## Aim of the task:
Pull each line containing "hướng" out of the data and copy it.

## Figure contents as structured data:
** Begin **

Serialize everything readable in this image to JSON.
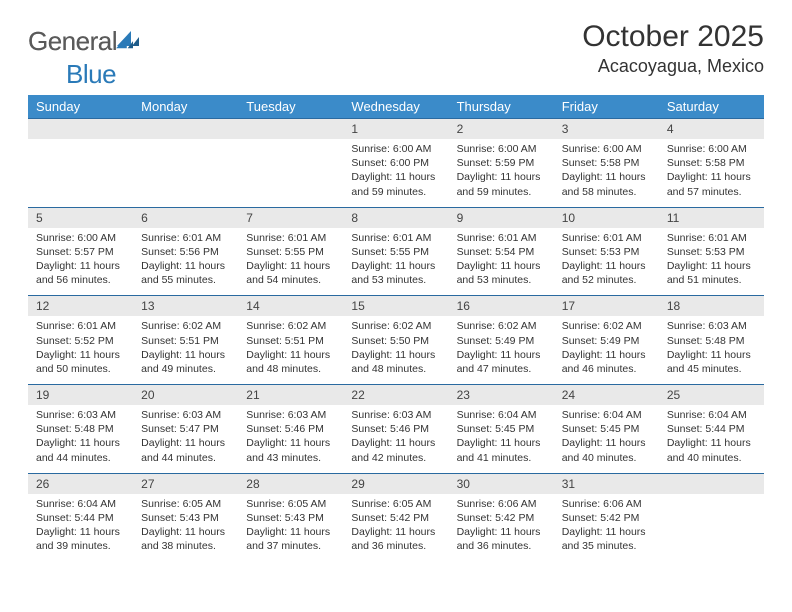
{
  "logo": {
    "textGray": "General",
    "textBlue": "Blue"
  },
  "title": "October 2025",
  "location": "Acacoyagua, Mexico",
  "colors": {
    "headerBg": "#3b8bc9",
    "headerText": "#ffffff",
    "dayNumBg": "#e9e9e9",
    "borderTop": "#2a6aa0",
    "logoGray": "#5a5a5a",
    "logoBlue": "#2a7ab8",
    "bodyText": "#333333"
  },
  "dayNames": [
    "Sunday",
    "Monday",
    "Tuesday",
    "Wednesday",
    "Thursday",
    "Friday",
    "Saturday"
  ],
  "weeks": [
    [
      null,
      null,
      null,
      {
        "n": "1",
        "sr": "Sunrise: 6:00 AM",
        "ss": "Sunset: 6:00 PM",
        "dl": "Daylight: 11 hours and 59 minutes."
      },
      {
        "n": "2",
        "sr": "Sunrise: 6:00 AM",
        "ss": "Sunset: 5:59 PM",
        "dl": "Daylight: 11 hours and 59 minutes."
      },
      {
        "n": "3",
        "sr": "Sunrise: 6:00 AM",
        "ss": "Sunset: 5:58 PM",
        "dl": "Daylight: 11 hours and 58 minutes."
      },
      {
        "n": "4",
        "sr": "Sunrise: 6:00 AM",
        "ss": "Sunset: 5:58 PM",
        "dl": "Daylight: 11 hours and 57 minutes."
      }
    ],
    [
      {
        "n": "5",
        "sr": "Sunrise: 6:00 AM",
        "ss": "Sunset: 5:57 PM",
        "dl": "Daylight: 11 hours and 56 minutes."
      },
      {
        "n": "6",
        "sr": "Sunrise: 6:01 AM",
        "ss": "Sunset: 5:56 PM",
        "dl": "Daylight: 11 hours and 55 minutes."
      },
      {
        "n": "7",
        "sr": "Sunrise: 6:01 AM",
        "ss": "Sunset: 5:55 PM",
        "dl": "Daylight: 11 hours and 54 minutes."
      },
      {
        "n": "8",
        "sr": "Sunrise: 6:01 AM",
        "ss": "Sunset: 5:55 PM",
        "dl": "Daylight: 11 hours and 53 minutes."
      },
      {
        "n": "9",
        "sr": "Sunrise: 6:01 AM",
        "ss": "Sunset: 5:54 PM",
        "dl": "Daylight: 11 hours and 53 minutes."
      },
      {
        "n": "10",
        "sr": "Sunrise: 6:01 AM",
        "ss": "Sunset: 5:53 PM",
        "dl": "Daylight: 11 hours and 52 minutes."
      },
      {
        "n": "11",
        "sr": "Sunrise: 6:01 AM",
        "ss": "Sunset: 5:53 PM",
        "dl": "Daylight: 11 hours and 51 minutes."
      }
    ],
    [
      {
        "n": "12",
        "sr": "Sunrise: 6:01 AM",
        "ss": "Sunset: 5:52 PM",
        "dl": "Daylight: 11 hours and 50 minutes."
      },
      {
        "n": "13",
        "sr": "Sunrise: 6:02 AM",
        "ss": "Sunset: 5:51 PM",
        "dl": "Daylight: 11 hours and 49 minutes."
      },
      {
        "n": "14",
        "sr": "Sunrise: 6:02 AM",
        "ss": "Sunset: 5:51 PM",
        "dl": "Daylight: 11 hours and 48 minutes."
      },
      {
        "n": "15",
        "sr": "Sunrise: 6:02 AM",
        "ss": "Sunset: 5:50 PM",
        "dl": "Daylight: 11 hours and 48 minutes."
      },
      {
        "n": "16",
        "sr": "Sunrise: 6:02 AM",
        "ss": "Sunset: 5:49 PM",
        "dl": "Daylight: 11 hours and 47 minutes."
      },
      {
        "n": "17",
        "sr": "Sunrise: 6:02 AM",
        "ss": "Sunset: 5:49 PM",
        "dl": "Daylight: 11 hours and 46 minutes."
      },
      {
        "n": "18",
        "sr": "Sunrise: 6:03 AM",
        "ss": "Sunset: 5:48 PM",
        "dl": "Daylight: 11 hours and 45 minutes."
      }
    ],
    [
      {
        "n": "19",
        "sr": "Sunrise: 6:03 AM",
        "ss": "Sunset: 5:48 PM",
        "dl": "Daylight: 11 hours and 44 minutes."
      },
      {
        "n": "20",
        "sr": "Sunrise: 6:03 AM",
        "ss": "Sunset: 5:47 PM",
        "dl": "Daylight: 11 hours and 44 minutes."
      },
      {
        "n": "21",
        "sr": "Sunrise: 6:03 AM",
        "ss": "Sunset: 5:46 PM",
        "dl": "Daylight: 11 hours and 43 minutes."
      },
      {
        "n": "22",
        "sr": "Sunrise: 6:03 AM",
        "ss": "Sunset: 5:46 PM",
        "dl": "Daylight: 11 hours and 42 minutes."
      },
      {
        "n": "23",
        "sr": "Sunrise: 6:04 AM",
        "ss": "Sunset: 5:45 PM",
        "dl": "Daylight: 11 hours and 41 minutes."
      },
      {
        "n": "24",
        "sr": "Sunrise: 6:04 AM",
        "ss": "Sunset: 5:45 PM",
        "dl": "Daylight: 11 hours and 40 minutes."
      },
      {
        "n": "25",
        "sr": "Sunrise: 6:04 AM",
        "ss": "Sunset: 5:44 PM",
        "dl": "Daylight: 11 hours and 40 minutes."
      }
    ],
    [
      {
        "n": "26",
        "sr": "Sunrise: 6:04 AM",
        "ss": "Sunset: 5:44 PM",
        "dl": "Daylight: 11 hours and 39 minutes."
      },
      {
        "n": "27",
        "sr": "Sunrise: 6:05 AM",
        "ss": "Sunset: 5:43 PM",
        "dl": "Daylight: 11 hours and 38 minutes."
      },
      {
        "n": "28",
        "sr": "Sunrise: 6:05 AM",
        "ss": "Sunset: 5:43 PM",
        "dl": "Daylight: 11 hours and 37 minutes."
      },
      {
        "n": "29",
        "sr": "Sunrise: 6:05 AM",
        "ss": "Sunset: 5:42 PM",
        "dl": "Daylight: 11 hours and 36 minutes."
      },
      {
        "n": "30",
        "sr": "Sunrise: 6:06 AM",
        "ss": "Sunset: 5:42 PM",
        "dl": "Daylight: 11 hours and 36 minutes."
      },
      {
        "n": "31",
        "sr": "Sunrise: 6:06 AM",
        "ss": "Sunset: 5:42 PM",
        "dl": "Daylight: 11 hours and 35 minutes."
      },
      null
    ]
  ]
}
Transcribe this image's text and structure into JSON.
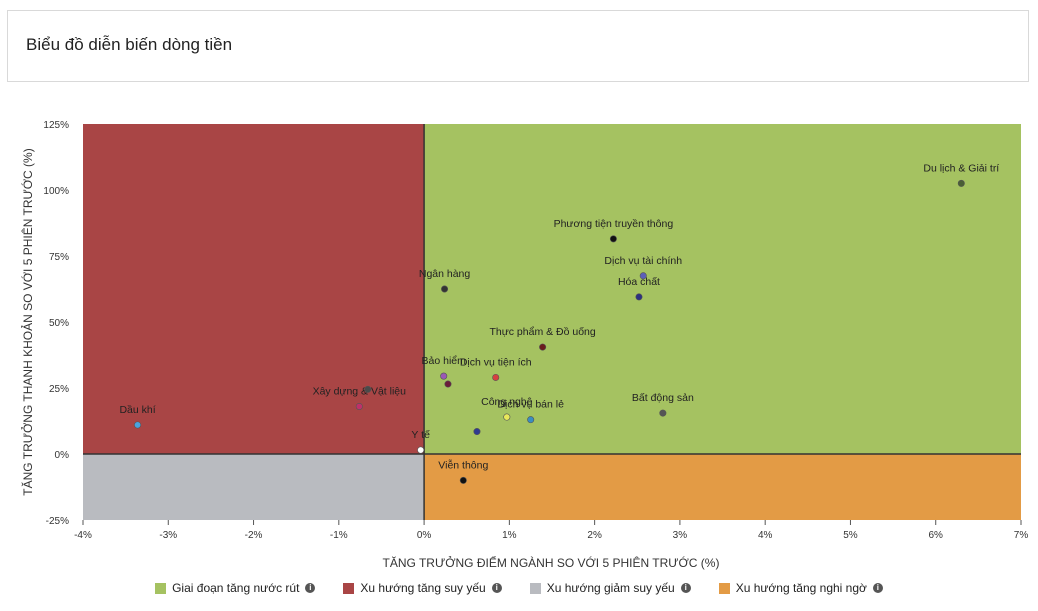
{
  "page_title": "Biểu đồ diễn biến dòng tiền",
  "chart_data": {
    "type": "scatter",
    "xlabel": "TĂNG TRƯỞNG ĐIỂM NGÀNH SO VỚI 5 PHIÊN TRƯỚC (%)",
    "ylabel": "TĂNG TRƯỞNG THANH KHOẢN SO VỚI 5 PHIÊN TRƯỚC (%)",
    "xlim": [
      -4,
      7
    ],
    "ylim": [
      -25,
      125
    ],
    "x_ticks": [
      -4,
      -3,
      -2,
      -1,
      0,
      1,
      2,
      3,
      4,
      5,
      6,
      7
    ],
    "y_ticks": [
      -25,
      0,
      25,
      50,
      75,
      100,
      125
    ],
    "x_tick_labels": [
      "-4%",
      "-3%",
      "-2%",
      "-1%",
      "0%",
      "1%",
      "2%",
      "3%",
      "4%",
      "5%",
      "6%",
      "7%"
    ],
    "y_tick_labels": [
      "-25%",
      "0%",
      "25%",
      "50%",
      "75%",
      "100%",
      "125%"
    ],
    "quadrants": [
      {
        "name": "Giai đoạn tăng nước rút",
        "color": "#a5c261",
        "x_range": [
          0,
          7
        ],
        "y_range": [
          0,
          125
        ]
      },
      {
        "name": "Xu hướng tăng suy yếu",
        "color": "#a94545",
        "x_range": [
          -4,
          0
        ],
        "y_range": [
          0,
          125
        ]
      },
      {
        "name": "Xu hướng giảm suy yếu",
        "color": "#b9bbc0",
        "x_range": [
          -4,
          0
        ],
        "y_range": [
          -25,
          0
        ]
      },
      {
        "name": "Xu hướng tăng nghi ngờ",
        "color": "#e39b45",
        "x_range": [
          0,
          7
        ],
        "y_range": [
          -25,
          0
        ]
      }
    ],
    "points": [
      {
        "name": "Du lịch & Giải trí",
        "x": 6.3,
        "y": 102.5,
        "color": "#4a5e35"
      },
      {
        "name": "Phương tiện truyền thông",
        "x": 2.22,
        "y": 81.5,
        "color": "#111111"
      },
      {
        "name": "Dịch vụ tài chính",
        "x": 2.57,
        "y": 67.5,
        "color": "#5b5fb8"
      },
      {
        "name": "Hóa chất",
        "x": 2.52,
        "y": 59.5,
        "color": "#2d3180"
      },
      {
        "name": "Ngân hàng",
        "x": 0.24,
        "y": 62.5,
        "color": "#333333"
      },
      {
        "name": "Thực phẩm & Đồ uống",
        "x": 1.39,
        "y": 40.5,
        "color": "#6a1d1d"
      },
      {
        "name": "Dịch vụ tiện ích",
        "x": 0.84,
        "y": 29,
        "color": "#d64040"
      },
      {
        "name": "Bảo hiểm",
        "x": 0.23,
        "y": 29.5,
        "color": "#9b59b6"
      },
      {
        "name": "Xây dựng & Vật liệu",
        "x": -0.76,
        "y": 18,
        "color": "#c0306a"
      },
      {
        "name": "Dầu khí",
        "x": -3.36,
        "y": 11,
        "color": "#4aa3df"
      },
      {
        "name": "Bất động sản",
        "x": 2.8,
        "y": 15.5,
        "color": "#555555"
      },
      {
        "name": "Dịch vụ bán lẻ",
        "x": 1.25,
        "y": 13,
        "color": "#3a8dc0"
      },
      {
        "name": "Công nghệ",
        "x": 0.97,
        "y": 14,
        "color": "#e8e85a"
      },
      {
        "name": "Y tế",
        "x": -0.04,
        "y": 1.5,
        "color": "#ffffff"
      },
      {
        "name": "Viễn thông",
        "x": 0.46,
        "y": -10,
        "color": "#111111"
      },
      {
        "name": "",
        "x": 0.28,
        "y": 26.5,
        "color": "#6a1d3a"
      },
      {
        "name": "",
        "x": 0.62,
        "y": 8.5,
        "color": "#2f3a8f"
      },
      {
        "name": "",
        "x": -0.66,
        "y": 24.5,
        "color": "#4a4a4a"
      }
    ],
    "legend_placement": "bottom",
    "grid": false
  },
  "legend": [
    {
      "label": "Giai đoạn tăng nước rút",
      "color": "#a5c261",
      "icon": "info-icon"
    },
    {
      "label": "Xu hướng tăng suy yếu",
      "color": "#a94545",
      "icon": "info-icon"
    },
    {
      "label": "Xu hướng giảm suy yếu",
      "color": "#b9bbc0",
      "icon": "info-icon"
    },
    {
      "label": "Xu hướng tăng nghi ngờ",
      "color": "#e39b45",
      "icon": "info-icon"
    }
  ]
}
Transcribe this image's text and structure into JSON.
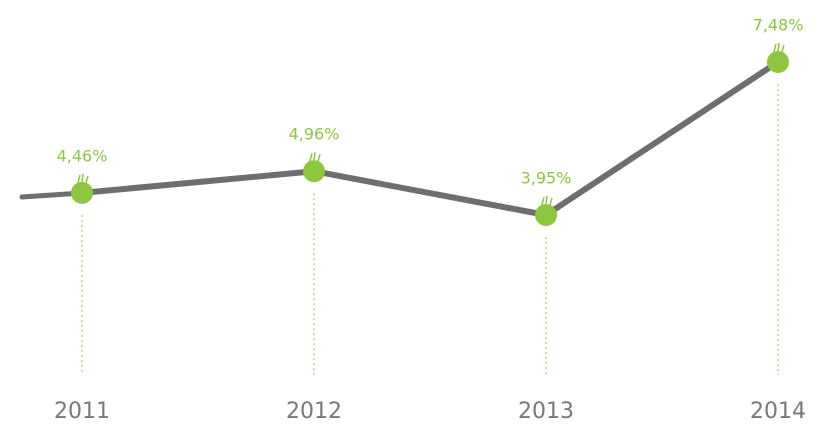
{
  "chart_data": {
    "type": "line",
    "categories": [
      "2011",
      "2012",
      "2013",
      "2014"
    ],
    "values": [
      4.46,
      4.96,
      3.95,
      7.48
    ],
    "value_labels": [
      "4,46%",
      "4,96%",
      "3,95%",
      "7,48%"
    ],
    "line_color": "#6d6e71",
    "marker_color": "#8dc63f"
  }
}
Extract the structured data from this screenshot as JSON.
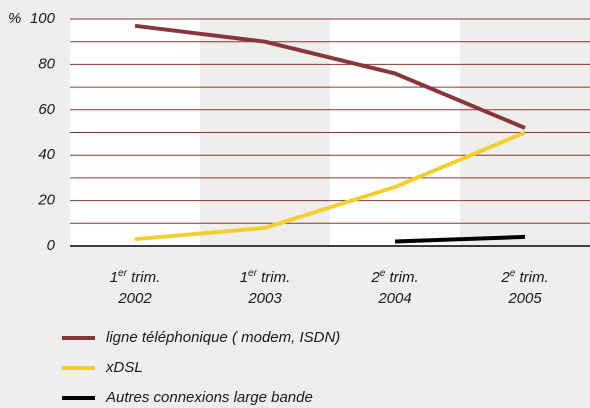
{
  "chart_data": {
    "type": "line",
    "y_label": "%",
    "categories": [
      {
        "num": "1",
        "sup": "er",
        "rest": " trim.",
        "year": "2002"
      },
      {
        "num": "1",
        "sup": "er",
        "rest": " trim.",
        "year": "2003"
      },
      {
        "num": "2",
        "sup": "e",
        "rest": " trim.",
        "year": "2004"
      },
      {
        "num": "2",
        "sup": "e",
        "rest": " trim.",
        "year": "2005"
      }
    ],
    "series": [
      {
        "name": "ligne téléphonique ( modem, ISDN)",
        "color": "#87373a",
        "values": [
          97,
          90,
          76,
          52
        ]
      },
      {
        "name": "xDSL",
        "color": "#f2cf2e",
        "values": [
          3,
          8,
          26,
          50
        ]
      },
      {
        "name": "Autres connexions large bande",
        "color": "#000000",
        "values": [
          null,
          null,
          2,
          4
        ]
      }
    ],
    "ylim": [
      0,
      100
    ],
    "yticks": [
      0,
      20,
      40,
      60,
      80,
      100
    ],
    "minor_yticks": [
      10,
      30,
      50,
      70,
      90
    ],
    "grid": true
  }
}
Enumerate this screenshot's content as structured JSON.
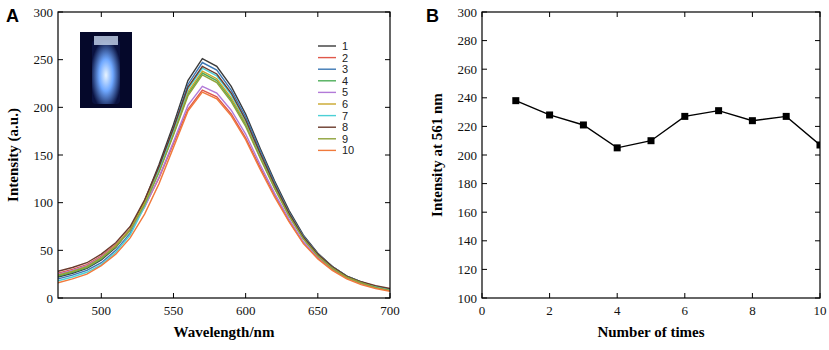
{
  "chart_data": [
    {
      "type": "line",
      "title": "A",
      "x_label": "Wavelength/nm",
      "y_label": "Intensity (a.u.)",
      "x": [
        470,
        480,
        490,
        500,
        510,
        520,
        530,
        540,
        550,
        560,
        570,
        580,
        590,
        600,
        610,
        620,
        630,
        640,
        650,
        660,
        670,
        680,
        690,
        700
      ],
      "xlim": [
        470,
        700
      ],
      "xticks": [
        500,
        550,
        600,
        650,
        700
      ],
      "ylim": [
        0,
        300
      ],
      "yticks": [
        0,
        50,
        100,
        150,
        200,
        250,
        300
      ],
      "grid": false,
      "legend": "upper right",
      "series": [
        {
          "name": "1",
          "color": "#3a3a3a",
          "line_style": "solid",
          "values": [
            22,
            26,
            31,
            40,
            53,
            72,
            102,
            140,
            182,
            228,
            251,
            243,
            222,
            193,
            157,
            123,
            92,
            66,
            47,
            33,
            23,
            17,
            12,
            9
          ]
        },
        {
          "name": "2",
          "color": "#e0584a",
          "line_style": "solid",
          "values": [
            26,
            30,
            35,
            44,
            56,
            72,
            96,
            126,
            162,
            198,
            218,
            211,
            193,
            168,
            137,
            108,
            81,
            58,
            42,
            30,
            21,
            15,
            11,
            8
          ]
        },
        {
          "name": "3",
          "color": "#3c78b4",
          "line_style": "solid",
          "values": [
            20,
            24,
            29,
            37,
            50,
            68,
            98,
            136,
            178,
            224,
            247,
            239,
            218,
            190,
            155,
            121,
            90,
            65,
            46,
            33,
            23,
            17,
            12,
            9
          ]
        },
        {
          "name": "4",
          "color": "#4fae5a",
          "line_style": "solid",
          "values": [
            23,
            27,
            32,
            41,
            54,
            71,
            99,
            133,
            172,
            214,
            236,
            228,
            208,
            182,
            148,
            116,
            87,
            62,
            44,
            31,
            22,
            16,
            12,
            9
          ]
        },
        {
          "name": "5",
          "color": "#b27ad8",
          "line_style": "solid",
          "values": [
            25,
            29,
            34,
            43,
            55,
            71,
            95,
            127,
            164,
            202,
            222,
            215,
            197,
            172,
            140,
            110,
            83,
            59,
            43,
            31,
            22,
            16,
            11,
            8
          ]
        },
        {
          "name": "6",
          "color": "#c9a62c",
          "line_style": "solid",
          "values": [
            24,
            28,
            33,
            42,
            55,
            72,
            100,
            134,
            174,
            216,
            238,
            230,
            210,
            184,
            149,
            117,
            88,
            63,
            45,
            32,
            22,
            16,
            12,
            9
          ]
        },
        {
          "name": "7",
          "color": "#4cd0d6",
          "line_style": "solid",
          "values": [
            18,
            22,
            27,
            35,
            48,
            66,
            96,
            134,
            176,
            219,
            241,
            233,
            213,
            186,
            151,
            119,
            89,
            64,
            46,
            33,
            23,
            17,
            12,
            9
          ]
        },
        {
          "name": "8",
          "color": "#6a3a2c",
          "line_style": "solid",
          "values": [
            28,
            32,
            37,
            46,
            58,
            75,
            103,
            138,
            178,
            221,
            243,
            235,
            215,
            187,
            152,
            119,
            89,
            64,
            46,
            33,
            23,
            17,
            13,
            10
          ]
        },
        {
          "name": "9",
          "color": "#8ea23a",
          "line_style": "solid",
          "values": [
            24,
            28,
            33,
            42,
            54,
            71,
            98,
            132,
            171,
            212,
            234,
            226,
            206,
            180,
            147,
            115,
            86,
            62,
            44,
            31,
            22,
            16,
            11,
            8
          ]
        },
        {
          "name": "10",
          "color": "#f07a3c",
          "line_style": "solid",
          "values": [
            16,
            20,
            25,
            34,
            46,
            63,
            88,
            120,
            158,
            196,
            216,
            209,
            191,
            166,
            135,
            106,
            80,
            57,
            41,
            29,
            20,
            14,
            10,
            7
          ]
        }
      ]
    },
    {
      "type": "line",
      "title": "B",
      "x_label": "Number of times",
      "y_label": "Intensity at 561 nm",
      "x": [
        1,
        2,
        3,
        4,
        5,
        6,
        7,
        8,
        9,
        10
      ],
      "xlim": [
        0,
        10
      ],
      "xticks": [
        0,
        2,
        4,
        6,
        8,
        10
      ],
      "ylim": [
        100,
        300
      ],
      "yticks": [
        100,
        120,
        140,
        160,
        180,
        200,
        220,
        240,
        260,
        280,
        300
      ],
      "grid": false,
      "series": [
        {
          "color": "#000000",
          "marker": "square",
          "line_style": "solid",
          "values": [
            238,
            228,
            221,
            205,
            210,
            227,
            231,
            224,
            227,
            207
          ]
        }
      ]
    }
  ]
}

** End **

## Expected answer:
        "name": "Xu hướng tăng suy yếu",
        "name": "Xu hướng giảm suy yếu",
        "name": "Xu hướng tăng nghi ngờ",
      "label": "Xu hướng tăng suy yếu",
      "label": "Xu hướng giảm suy yếu",
      "label": "Xu hướng tăng nghi ngờ",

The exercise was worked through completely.